● TEXT FOR ANALYSIS:
Segment Open

Ethanolamine utilization

In a previous study, we demonstrated that ethanolamine present in the bovine gut is used by EHEC as a nitrogen source [11]. Furthermore, ethanolamine promotes expression of fimbrial genes and influenced EHEC adherence to epithelial cells [55]. Interestingly, E. coli BG1 is unable to degrade ethanolamine present in the bovine intestine, while the EHEC reference strain EDL933 gains a growth competitive advantage by assimilating ethanolamine in bovine intestinal content [11]. Therefore, we performed in-depth analysis of the genes involved in ethanolamine utilization in order to understand the inability of the commensal strain BG1 to use ethanolamine as a nitrogen source.

The degradation and assimilation of ethanolamine by EHEC EDL933 requires exogenous adenosylcobalamin (Ado-Cbl) and are encoded by 17 genes included in the eut operon [11]. In this study, we used blastn and Seaview (version 4.6.1) [56] to compare the eut genes of E. coli BG1 with those of EHEC EDL933. Sequence alignment showed 317 SNPs between the two eut operons (97.82% identity) (Additional file 5: Table S4). In addition, no premature stop codon was detected and only 34 amino acid changes due to non-synonymous SNPs were identified among the 17 predicted polypeptides encoded by the eut operon of BG1 (Additional file 5: Table S4). Furthermore, the presence of a 72 bp insertion was also identified in the eutT gene coding for cobalamin adenosyltransferase in the BG1 genome compared with the EDL933 genome (Additional file 6: Figure S2). It is important to note that ethanolamine ammonia-lyase, the key enzyme in ethanolamine degradation, required the Ado-Cbl cofactor produced by EutT to be active. The 72 bp insertion sequence at position 395 resulted in a modified translated polypeptide with 24 additional amino acids at position 132. The possible EutT conformation illustrated in Fig. 3 was predicted using Phyre (version 2.0) [57] and showed that 18 of the 24 amino acids encoded by the 72 bp sequence were predicted to form an additional alpha helix in the BG1 EutT protein.
Fig. 3

Predicted secondary structure modeling of the EutT protein of E. coli BG1 obtained with Phyre version 2.0 [57]

In summary, in view of the 34 amino acid changes due to non-synonymous SNPs among the 17 predicted polypeptides encoded by the eut operon and the prediction of an additional alpha helix in BG1 EutT cobalamin adenosyltransferase, we suspected a reduced or abolished ethanolamine ammonialyase activity, which could explain the inability of BG1 to assimilate ethanolamine in the bovine digestive tract.

Conclusion

The comparison of whole genomes provides information on gene content and organization, and gives an overview of how organisms are related. The draft genome sequence of E. coli BG1 isolated from the bovine intestine is now available and can provide valuable information at the genomic scale to explore the genetic and functional features adapted to the bovine gut. The genome of E. coli BG1 can be used as a reference for subsequent evolution and comparative studies (some examples of genome comparative analysis have already been described in this report).

Segment Closed

● RAW DATA:
Segment Open

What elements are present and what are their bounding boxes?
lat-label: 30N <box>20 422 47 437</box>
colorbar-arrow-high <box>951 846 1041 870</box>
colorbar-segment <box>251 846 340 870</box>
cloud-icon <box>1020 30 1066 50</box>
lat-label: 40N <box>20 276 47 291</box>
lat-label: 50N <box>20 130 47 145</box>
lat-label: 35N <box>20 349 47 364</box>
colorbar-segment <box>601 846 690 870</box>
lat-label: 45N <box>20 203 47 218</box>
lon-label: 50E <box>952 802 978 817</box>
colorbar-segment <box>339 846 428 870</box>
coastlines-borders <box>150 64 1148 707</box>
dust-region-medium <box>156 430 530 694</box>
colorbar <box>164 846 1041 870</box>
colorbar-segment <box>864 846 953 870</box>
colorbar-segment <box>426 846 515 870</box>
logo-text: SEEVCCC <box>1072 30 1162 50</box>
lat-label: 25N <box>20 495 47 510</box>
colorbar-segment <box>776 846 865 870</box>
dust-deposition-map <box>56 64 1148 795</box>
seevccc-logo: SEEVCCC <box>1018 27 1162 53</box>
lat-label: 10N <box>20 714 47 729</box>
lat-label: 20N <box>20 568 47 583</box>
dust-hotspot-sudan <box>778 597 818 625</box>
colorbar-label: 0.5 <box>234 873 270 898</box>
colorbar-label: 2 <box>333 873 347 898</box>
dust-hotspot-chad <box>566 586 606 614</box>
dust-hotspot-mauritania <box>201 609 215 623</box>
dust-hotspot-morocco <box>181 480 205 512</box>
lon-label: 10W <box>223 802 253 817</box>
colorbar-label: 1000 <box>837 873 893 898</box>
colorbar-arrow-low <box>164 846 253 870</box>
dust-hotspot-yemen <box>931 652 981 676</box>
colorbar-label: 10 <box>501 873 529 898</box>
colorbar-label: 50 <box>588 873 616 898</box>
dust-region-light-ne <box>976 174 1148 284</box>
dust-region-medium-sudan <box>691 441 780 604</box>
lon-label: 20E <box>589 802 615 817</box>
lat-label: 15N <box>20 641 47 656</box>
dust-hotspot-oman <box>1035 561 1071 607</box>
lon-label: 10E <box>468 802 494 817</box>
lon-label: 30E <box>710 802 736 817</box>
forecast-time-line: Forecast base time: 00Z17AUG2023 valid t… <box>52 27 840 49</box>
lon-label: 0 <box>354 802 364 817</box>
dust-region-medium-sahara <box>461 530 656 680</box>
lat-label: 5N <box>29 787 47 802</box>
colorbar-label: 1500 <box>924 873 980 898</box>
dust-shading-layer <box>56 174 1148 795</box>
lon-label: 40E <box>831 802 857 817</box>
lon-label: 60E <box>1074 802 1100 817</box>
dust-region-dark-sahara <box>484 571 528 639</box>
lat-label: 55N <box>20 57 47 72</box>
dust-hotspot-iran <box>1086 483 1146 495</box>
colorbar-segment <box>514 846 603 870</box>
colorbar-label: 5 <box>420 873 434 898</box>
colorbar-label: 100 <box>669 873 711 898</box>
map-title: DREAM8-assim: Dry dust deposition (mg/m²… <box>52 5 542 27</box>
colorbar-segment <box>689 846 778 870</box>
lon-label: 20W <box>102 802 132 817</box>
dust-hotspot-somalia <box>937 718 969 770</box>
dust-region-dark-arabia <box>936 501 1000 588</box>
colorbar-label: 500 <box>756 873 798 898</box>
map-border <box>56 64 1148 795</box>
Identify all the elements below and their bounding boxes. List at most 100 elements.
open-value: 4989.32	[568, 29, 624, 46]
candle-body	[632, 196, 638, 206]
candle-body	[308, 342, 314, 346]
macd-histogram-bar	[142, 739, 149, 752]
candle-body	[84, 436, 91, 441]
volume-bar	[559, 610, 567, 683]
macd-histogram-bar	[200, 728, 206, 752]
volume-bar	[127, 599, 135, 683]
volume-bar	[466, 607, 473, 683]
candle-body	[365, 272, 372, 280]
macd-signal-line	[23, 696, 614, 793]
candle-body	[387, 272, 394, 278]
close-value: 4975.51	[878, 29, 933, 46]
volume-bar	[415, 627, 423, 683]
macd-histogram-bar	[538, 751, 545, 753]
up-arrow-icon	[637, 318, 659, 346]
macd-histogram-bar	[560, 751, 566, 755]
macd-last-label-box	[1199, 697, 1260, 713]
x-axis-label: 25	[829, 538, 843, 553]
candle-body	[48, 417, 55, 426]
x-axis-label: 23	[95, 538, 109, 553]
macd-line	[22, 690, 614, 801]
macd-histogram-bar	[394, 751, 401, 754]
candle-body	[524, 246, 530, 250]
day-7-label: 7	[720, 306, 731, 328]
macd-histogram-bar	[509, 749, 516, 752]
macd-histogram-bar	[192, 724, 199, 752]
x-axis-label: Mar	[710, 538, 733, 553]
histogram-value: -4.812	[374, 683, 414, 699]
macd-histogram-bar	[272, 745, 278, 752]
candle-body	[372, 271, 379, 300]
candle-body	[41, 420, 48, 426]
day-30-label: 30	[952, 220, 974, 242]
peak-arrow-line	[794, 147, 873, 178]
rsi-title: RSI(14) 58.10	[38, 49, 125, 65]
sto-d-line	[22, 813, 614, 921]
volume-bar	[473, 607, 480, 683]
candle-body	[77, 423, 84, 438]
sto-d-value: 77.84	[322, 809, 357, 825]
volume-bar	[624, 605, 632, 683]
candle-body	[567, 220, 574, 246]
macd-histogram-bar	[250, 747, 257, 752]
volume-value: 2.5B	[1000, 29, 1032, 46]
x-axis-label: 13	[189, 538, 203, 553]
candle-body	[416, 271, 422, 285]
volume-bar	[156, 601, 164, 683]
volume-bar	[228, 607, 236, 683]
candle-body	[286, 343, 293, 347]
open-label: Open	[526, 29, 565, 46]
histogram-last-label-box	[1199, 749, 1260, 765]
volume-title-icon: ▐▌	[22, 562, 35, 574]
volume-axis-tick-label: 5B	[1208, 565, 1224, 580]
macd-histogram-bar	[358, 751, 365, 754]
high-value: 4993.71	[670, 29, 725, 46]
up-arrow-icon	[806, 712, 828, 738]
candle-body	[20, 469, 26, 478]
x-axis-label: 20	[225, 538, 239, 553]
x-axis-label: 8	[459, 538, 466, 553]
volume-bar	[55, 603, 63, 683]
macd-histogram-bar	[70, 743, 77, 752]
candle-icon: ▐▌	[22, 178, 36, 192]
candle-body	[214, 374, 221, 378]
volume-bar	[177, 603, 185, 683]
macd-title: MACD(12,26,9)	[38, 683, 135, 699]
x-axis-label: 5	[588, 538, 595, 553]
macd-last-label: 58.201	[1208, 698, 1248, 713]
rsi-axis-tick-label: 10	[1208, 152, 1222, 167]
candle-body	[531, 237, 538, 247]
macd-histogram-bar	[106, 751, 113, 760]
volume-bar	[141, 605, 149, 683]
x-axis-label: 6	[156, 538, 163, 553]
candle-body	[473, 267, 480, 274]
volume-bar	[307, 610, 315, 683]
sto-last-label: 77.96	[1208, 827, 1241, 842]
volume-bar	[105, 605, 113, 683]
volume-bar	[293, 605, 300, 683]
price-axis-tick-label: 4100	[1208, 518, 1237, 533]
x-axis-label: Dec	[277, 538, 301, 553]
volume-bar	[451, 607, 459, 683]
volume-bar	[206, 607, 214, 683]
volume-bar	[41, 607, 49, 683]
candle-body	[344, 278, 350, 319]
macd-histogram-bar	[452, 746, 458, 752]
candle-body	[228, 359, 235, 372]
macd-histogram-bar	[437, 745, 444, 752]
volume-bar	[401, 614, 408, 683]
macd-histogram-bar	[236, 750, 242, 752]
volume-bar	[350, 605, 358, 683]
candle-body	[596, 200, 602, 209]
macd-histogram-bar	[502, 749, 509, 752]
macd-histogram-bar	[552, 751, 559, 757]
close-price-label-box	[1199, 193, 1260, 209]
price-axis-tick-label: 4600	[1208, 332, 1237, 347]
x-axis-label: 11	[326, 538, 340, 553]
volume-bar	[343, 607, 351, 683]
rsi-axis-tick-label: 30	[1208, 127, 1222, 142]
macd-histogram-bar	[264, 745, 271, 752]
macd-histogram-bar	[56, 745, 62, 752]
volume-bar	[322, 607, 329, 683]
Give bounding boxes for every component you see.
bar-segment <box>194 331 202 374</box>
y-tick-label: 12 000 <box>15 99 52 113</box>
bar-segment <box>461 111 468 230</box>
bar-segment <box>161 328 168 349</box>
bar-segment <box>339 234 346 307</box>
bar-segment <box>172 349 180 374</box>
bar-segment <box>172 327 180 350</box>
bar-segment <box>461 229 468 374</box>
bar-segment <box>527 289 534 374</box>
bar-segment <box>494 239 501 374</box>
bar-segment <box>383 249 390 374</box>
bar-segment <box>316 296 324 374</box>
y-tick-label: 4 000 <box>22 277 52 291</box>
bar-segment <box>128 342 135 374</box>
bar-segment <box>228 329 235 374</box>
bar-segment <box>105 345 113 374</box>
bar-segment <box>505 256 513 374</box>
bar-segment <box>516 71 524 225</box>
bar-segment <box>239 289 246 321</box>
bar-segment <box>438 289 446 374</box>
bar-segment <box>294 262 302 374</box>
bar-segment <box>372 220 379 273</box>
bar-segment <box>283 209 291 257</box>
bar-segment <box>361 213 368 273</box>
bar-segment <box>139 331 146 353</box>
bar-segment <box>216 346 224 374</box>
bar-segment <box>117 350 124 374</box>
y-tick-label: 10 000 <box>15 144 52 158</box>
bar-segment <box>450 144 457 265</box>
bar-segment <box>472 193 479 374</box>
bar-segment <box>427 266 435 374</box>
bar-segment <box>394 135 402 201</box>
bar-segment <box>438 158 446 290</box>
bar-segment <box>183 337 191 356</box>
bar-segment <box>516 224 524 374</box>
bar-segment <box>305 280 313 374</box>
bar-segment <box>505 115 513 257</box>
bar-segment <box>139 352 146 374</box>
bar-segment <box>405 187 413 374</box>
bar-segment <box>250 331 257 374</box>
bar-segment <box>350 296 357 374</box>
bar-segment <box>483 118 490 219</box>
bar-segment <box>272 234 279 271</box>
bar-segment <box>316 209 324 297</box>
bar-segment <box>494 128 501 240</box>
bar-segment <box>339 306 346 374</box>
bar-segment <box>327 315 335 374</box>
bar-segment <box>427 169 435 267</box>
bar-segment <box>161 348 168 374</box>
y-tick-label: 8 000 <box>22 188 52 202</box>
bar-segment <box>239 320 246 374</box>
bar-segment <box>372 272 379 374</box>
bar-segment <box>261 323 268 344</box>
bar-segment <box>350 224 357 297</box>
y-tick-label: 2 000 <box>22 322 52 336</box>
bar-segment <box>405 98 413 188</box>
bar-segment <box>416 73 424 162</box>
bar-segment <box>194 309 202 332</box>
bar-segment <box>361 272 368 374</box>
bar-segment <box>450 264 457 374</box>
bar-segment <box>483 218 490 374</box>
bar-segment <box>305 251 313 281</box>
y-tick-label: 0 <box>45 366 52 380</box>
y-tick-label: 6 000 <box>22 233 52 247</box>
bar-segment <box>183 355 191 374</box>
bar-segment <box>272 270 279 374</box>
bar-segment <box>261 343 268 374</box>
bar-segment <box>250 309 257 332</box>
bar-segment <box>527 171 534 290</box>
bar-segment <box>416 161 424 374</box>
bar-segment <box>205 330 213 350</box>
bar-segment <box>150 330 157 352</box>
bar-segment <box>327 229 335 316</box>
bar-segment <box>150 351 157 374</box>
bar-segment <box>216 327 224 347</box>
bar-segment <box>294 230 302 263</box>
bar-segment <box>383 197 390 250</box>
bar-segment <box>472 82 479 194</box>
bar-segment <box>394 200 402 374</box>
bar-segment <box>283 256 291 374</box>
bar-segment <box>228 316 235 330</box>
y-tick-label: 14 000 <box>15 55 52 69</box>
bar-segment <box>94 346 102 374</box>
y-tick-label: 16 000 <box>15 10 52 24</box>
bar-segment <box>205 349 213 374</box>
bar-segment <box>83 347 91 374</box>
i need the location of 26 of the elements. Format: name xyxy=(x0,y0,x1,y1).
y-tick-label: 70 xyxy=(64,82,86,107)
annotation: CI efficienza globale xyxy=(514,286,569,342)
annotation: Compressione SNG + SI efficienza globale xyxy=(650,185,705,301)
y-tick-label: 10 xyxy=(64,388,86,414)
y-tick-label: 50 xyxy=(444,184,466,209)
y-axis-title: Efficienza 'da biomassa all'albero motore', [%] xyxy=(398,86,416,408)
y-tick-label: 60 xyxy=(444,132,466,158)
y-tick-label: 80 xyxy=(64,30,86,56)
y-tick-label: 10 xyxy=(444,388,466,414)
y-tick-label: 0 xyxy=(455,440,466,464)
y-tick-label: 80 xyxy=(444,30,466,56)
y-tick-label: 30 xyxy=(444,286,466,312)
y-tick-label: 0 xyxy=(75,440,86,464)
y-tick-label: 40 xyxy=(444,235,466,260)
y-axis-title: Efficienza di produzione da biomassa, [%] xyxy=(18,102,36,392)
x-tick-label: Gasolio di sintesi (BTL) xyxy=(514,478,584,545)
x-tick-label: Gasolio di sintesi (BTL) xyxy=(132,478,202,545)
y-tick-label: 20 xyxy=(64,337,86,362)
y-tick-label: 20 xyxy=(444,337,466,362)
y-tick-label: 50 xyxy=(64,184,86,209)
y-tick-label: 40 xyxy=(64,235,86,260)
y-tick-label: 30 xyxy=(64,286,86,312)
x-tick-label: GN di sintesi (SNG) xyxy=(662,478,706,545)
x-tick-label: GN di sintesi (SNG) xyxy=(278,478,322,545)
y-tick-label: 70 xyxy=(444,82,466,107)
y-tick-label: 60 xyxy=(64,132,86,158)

Segment Closed

● WORK INSTRUCTION:
Write out the part of the ethanolamine utilization text between "The comparison of" and "in this report).", inclusive. Use only the ethanolamine utilization text and ignore the material.

● SOLUTION FOR THIS TASK:
The comparison of whole genomes provides information on gene content and organization, and gives an overview of how organisms are related. The draft genome sequence of E. coli BG1 isolated from the bovine intestine is now available and can provide valuable information at the genomic scale to explore the genetic and functional features adapted to the bovine gut. The genome of E. coli BG1 can be used as a reference for subsequent evolution and comparative studies (some examples of genome comparative analysis have already been described in this report).